What to produce:
Quote every line as given.

-- start Entries shown --

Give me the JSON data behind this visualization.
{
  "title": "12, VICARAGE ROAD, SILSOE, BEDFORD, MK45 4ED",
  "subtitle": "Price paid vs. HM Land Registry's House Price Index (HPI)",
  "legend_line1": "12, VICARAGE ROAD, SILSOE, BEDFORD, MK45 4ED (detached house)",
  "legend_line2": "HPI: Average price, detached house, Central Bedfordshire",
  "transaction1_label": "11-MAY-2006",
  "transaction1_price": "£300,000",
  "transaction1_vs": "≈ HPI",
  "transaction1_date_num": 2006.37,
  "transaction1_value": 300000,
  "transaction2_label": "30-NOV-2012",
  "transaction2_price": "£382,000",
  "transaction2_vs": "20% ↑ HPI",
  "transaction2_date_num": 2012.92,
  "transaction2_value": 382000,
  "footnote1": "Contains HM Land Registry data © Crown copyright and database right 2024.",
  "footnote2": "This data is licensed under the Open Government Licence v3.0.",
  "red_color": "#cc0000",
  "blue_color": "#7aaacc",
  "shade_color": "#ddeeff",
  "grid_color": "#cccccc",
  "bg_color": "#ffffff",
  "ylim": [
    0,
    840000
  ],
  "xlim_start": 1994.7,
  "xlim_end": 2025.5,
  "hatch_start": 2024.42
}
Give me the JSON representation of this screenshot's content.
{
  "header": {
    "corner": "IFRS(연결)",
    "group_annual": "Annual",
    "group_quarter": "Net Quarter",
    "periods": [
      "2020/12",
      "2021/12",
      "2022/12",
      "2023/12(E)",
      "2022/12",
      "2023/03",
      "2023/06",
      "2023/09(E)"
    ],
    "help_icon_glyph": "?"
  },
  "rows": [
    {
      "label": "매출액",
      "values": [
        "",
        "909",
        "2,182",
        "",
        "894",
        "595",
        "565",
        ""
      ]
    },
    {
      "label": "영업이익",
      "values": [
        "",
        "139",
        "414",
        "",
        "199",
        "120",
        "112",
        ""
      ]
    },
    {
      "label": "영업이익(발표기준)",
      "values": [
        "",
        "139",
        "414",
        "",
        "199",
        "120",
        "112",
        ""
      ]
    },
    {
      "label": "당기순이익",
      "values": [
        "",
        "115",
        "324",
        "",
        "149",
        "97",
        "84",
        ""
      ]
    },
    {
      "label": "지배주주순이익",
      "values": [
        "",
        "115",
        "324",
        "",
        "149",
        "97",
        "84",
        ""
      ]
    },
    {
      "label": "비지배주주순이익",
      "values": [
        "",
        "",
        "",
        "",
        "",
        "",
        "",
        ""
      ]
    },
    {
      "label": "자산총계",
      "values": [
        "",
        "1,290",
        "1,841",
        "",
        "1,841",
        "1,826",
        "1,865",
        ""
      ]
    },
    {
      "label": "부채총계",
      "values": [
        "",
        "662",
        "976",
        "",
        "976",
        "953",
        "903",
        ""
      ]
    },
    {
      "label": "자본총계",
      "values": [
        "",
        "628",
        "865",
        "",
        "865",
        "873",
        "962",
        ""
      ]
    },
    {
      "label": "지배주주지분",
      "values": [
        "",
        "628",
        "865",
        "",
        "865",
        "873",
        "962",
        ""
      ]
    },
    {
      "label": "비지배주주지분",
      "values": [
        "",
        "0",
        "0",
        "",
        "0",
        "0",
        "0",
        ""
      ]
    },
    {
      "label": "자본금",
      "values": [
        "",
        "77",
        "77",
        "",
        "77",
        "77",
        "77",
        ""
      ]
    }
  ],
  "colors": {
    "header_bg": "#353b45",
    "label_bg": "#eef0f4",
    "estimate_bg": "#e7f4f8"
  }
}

-- end Entries shown --

Answer to this exercise:
Give me the JSON data behind this visualization.
{
  "title": "12, VICARAGE ROAD, SILSOE, BEDFORD, MK45 4ED",
  "subtitle": "Price paid vs. HM Land Registry's House Price Index (HPI)",
  "legend_line1": "12, VICARAGE ROAD, SILSOE, BEDFORD, MK45 4ED (detached house)",
  "legend_line2": "HPI: Average price, detached house, Central Bedfordshire",
  "transaction1_label": "11-MAY-2006",
  "transaction1_price": "£300,000",
  "transaction1_vs": "≈ HPI",
  "transaction1_date_num": 2006.37,
  "transaction1_value": 300000,
  "transaction2_label": "30-NOV-2012",
  "transaction2_price": "£382,000",
  "transaction2_vs": "20% ↑ HPI",
  "transaction2_date_num": 2012.92,
  "transaction2_value": 382000,
  "footnote1": "Contains HM Land Registry data © Crown copyright and database right 2024.",
  "footnote2": "This data is licensed under the Open Government Licence v3.0.",
  "red_color": "#cc0000",
  "blue_color": "#7aaacc",
  "shade_color": "#ddeeff",
  "grid_color": "#cccccc",
  "bg_color": "#ffffff",
  "ylim": [
    0,
    840000
  ],
  "xlim_start": 1994.7,
  "xlim_end": 2025.5,
  "hatch_start": 2024.42
}
Give me the JSON representation of this screenshot's content.
{
  "header": {
    "corner": "IFRS(연결)",
    "group_annual": "Annual",
    "group_quarter": "Net Quarter",
    "periods": [
      "2020/12",
      "2021/12",
      "2022/12",
      "2023/12(E)",
      "2022/12",
      "2023/03",
      "2023/06",
      "2023/09(E)"
    ],
    "help_icon_glyph": "?"
  },
  "rows": [
    {
      "label": "매출액",
      "values": [
        "",
        "909",
        "2,182",
        "",
        "894",
        "595",
        "565",
        ""
      ]
    },
    {
      "label": "영업이익",
      "values": [
        "",
        "139",
        "414",
        "",
        "199",
        "120",
        "112",
        ""
      ]
    },
    {
      "label": "영업이익(발표기준)",
      "values": [
        "",
        "139",
        "414",
        "",
        "199",
        "120",
        "112",
        ""
      ]
    },
    {
      "label": "당기순이익",
      "values": [
        "",
        "115",
        "324",
        "",
        "149",
        "97",
        "84",
        ""
      ]
    },
    {
      "label": "지배주주순이익",
      "values": [
        "",
        "115",
        "324",
        "",
        "149",
        "97",
        "84",
        ""
      ]
    },
    {
      "label": "비지배주주순이익",
      "values": [
        "",
        "",
        "",
        "",
        "",
        "",
        "",
        ""
      ]
    },
    {
      "label": "자산총계",
      "values": [
        "",
        "1,290",
        "1,841",
        "",
        "1,841",
        "1,826",
        "1,865",
        ""
      ]
    },
    {
      "label": "부채총계",
      "values": [
        "",
        "662",
        "976",
        "",
        "976",
        "953",
        "903",
        ""
      ]
    },
    {
      "label": "자본총계",
      "values": [
        "",
        "628",
        "865",
        "",
        "865",
        "873",
        "962",
        ""
      ]
    },
    {
      "label": "지배주주지분",
      "values": [
        "",
        "628",
        "865",
        "",
        "865",
        "873",
        "962",
        ""
      ]
    },
    {
      "label": "비지배주주지분",
      "values": [
        "",
        "0",
        "0",
        "",
        "0",
        "0",
        "0",
        ""
      ]
    },
    {
      "label": "자본금",
      "values": [
        "",
        "77",
        "77",
        "",
        "77",
        "77",
        "77",
        ""
      ]
    }
  ],
  "colors": {
    "header_bg": "#353b45",
    "label_bg": "#eef0f4",
    "estimate_bg": "#e7f4f8"
  }
}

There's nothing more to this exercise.